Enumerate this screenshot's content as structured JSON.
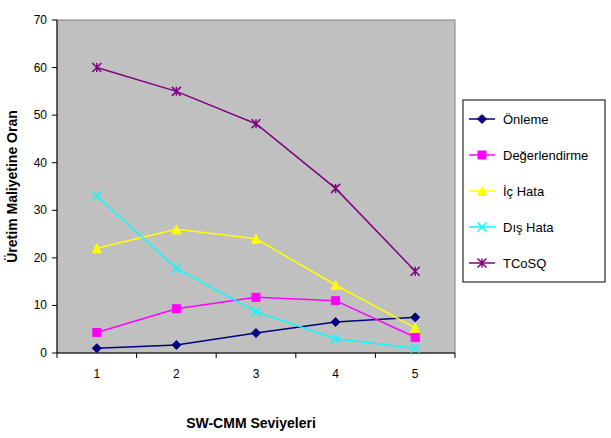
{
  "chart_data": {
    "type": "line",
    "x_label": "SW-CMM Seviyeleri",
    "y_label": "Üretim Maliyetine Oran",
    "categories": [
      "1",
      "2",
      "3",
      "4",
      "5"
    ],
    "series": [
      {
        "name": "Önleme",
        "color": "#000080",
        "marker": "diamond",
        "values": [
          1,
          1.7,
          4.2,
          6.5,
          7.5
        ]
      },
      {
        "name": "Değerlendirme",
        "color": "#ff00ff",
        "marker": "square",
        "values": [
          4.3,
          9.3,
          11.7,
          11,
          3.3
        ]
      },
      {
        "name": "İç Hata",
        "color": "#ffff00",
        "marker": "triangle",
        "values": [
          22,
          26,
          24,
          14.3,
          5.3
        ]
      },
      {
        "name": "Dış Hata",
        "color": "#00ffff",
        "marker": "x",
        "values": [
          33,
          17.8,
          8.7,
          3,
          1
        ]
      },
      {
        "name": "TCoSQ",
        "color": "#800080",
        "marker": "star",
        "values": [
          60,
          55,
          48.2,
          34.6,
          17.2
        ]
      }
    ],
    "ylim": [
      0,
      70
    ],
    "yticks": [
      0,
      10,
      20,
      30,
      40,
      50,
      60,
      70
    ],
    "grid": false,
    "legend": "right"
  }
}
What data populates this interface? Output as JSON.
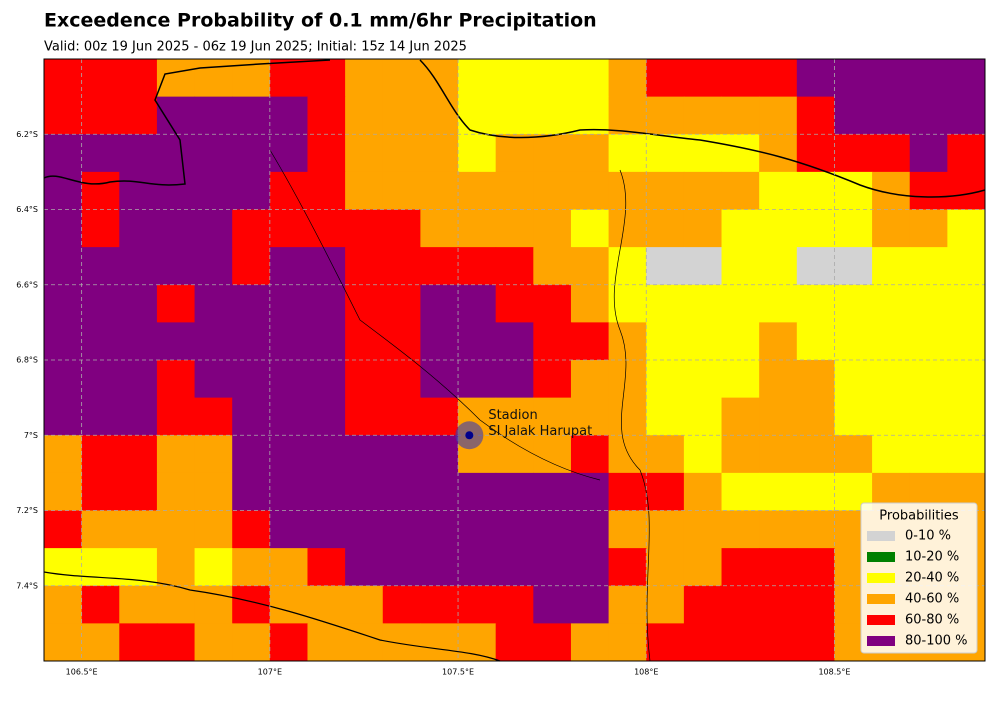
{
  "chart_data": {
    "type": "map",
    "title": "Exceedence Probability of 0.1 mm/6hr Precipitation",
    "subtitle": "Valid: 00z 19 Jun 2025 - 06z 19 Jun 2025; Initial: 15z 14 Jun 2025",
    "xlim": [
      106.4,
      108.9
    ],
    "ylim": [
      -7.6,
      -6.0
    ],
    "xticks": [
      {
        "value": 106.5,
        "label": "106.5°E"
      },
      {
        "value": 107,
        "label": "107°E"
      },
      {
        "value": 107.5,
        "label": "107.5°E"
      },
      {
        "value": 108,
        "label": "108°E"
      },
      {
        "value": 108.5,
        "label": "108.5°E"
      }
    ],
    "yticks": [
      {
        "value": -6.2,
        "label": "6.2°S"
      },
      {
        "value": -6.4,
        "label": "6.4°S"
      },
      {
        "value": -6.6,
        "label": "6.6°S"
      },
      {
        "value": -6.8,
        "label": "6.8°S"
      },
      {
        "value": -7.0,
        "label": "7°S"
      },
      {
        "value": -7.2,
        "label": "7.2°S"
      },
      {
        "value": -7.4,
        "label": "7.4°S"
      }
    ],
    "grid": true,
    "legend": {
      "title": "Probabilities",
      "position": "lower right",
      "labels": [
        "0-10 %",
        "10-20 %",
        "20-40 %",
        "40-60 %",
        "60-80 %",
        "80-100 %"
      ],
      "colors": [
        "#d3d3d3",
        "#008000",
        "#ffff00",
        "#ffa500",
        "#ff0000",
        "#800080"
      ]
    },
    "cells": [
      [
        4,
        4,
        4,
        3,
        3,
        3,
        4,
        4,
        3,
        3,
        3,
        2,
        2,
        2,
        2,
        3,
        4,
        4,
        4,
        4,
        5,
        5,
        5,
        5,
        5
      ],
      [
        4,
        4,
        4,
        5,
        5,
        5,
        5,
        4,
        3,
        3,
        3,
        2,
        2,
        2,
        2,
        3,
        3,
        3,
        3,
        3,
        4,
        5,
        5,
        5,
        5
      ],
      [
        5,
        5,
        5,
        5,
        5,
        5,
        5,
        4,
        3,
        3,
        3,
        2,
        3,
        3,
        3,
        2,
        2,
        2,
        2,
        3,
        4,
        4,
        4,
        5,
        4
      ],
      [
        5,
        4,
        5,
        5,
        5,
        5,
        4,
        4,
        3,
        3,
        3,
        3,
        3,
        3,
        3,
        3,
        3,
        3,
        3,
        2,
        2,
        2,
        3,
        4,
        4
      ],
      [
        5,
        4,
        5,
        5,
        5,
        4,
        4,
        4,
        4,
        4,
        3,
        3,
        3,
        3,
        2,
        3,
        3,
        3,
        2,
        2,
        2,
        2,
        3,
        3,
        2
      ],
      [
        5,
        5,
        5,
        5,
        5,
        4,
        5,
        5,
        4,
        4,
        4,
        4,
        4,
        3,
        3,
        2,
        0,
        0,
        2,
        2,
        0,
        0,
        2,
        2,
        2
      ],
      [
        5,
        5,
        5,
        4,
        5,
        5,
        5,
        5,
        4,
        4,
        5,
        5,
        4,
        4,
        3,
        2,
        2,
        2,
        2,
        2,
        2,
        2,
        2,
        2,
        2
      ],
      [
        5,
        5,
        5,
        5,
        5,
        5,
        5,
        5,
        4,
        4,
        5,
        5,
        5,
        4,
        4,
        3,
        2,
        2,
        2,
        3,
        2,
        2,
        2,
        2,
        2
      ],
      [
        5,
        5,
        5,
        4,
        5,
        5,
        5,
        5,
        4,
        4,
        5,
        5,
        5,
        4,
        3,
        3,
        2,
        2,
        2,
        3,
        3,
        2,
        2,
        2,
        2
      ],
      [
        5,
        5,
        5,
        4,
        4,
        5,
        5,
        5,
        4,
        4,
        4,
        3,
        3,
        3,
        3,
        3,
        2,
        2,
        3,
        3,
        3,
        2,
        2,
        2,
        2
      ],
      [
        3,
        4,
        4,
        3,
        3,
        5,
        5,
        5,
        5,
        5,
        5,
        3,
        3,
        3,
        4,
        3,
        3,
        2,
        3,
        3,
        3,
        3,
        2,
        2,
        2
      ],
      [
        3,
        4,
        4,
        3,
        3,
        5,
        5,
        5,
        5,
        5,
        5,
        5,
        5,
        5,
        5,
        4,
        4,
        3,
        2,
        2,
        2,
        2,
        3,
        3,
        3
      ],
      [
        4,
        3,
        3,
        3,
        3,
        4,
        5,
        5,
        5,
        5,
        5,
        5,
        5,
        5,
        5,
        3,
        3,
        3,
        3,
        3,
        3,
        3,
        3,
        3,
        3
      ],
      [
        2,
        2,
        2,
        3,
        2,
        3,
        3,
        4,
        5,
        5,
        5,
        5,
        5,
        5,
        5,
        4,
        3,
        3,
        4,
        4,
        4,
        3,
        3,
        3,
        3
      ],
      [
        3,
        4,
        3,
        3,
        3,
        4,
        3,
        3,
        3,
        4,
        4,
        4,
        4,
        5,
        5,
        3,
        3,
        4,
        4,
        4,
        4,
        3,
        3,
        3,
        3
      ],
      [
        3,
        3,
        4,
        4,
        3,
        3,
        4,
        3,
        3,
        3,
        3,
        3,
        4,
        4,
        3,
        3,
        4,
        4,
        4,
        4,
        4,
        3,
        3,
        3,
        3
      ]
    ],
    "station": {
      "lon": 107.53,
      "lat": -7.0,
      "label": [
        "Stadion",
        "SI Jalak Harupat"
      ]
    }
  }
}
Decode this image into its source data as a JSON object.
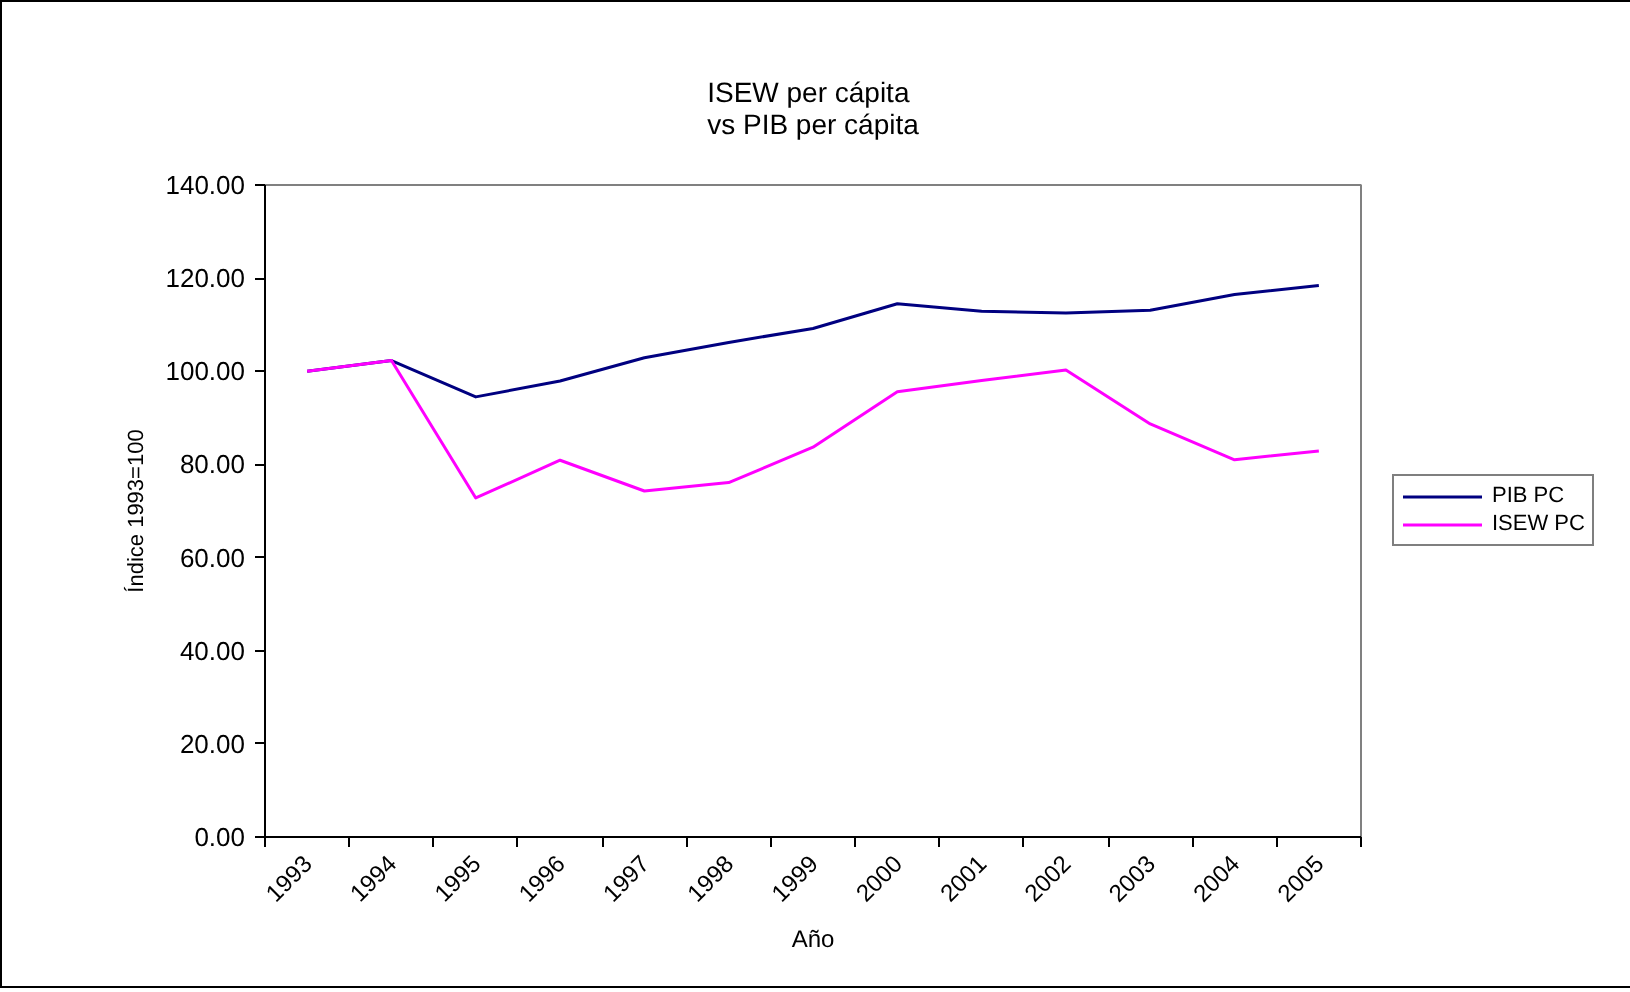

━━━━━━━━━━━━━━━━

The exercise - Write down every line of the data above that includes the string "this".

Task answer -
Enumerate this screenshot's content as structured JSON.
What data populates this interface? Output as JSON.
Decode this image into its source data as a JSON object.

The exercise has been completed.